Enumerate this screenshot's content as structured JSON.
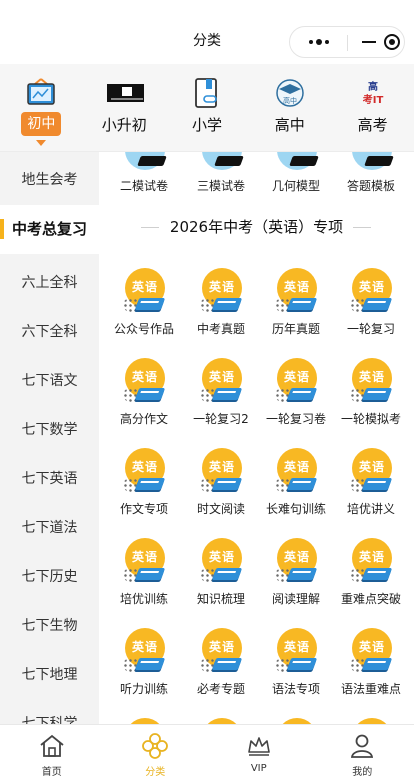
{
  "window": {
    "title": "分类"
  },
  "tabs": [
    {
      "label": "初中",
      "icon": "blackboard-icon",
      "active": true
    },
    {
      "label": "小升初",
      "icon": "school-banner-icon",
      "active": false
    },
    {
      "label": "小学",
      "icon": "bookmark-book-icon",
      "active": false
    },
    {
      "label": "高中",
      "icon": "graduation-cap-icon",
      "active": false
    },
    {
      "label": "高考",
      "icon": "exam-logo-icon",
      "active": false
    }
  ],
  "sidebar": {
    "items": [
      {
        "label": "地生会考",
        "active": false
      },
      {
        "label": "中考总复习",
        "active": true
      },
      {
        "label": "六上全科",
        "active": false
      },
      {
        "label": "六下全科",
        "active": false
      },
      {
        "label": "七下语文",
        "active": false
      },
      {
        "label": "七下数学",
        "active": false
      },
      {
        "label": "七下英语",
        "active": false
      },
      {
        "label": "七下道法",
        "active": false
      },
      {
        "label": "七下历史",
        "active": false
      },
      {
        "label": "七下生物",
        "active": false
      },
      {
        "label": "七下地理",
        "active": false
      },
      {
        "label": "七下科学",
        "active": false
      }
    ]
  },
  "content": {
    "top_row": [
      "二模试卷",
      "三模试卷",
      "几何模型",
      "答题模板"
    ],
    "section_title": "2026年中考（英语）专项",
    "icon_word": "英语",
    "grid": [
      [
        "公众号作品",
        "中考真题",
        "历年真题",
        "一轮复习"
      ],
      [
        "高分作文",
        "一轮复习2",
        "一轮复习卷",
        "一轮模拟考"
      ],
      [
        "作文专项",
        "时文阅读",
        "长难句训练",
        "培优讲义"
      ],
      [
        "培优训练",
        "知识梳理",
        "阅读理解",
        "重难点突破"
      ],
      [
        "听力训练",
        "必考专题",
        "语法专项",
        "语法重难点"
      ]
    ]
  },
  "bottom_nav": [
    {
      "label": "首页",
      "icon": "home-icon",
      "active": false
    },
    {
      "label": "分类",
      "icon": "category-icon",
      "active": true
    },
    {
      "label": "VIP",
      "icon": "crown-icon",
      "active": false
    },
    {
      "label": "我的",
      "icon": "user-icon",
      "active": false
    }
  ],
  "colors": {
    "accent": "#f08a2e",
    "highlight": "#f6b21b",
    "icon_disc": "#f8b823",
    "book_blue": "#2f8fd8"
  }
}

****

_Goal_:
Without including any pictures, output all the entries above exactly.

_Result of this exercise_:
Enumerate this screenshot's content as structured JSON.
{
  "window": {
    "title": "分类"
  },
  "tabs": [
    {
      "label": "初中",
      "icon": "blackboard-icon",
      "active": true
    },
    {
      "label": "小升初",
      "icon": "school-banner-icon",
      "active": false
    },
    {
      "label": "小学",
      "icon": "bookmark-book-icon",
      "active": false
    },
    {
      "label": "高中",
      "icon": "graduation-cap-icon",
      "active": false
    },
    {
      "label": "高考",
      "icon": "exam-logo-icon",
      "active": false
    }
  ],
  "sidebar": {
    "items": [
      {
        "label": "地生会考",
        "active": false
      },
      {
        "label": "中考总复习",
        "active": true
      },
      {
        "label": "六上全科",
        "active": false
      },
      {
        "label": "六下全科",
        "active": false
      },
      {
        "label": "七下语文",
        "active": false
      },
      {
        "label": "七下数学",
        "active": false
      },
      {
        "label": "七下英语",
        "active": false
      },
      {
        "label": "七下道法",
        "active": false
      },
      {
        "label": "七下历史",
        "active": false
      },
      {
        "label": "七下生物",
        "active": false
      },
      {
        "label": "七下地理",
        "active": false
      },
      {
        "label": "七下科学",
        "active": false
      }
    ]
  },
  "content": {
    "top_row": [
      "二模试卷",
      "三模试卷",
      "几何模型",
      "答题模板"
    ],
    "section_title": "2026年中考（英语）专项",
    "icon_word": "英语",
    "grid": [
      [
        "公众号作品",
        "中考真题",
        "历年真题",
        "一轮复习"
      ],
      [
        "高分作文",
        "一轮复习2",
        "一轮复习卷",
        "一轮模拟考"
      ],
      [
        "作文专项",
        "时文阅读",
        "长难句训练",
        "培优讲义"
      ],
      [
        "培优训练",
        "知识梳理",
        "阅读理解",
        "重难点突破"
      ],
      [
        "听力训练",
        "必考专题",
        "语法专项",
        "语法重难点"
      ]
    ]
  },
  "bottom_nav": [
    {
      "label": "首页",
      "icon": "home-icon",
      "active": false
    },
    {
      "label": "分类",
      "icon": "category-icon",
      "active": true
    },
    {
      "label": "VIP",
      "icon": "crown-icon",
      "active": false
    },
    {
      "label": "我的",
      "icon": "user-icon",
      "active": false
    }
  ],
  "colors": {
    "accent": "#f08a2e",
    "highlight": "#f6b21b",
    "icon_disc": "#f8b823",
    "book_blue": "#2f8fd8"
  }
}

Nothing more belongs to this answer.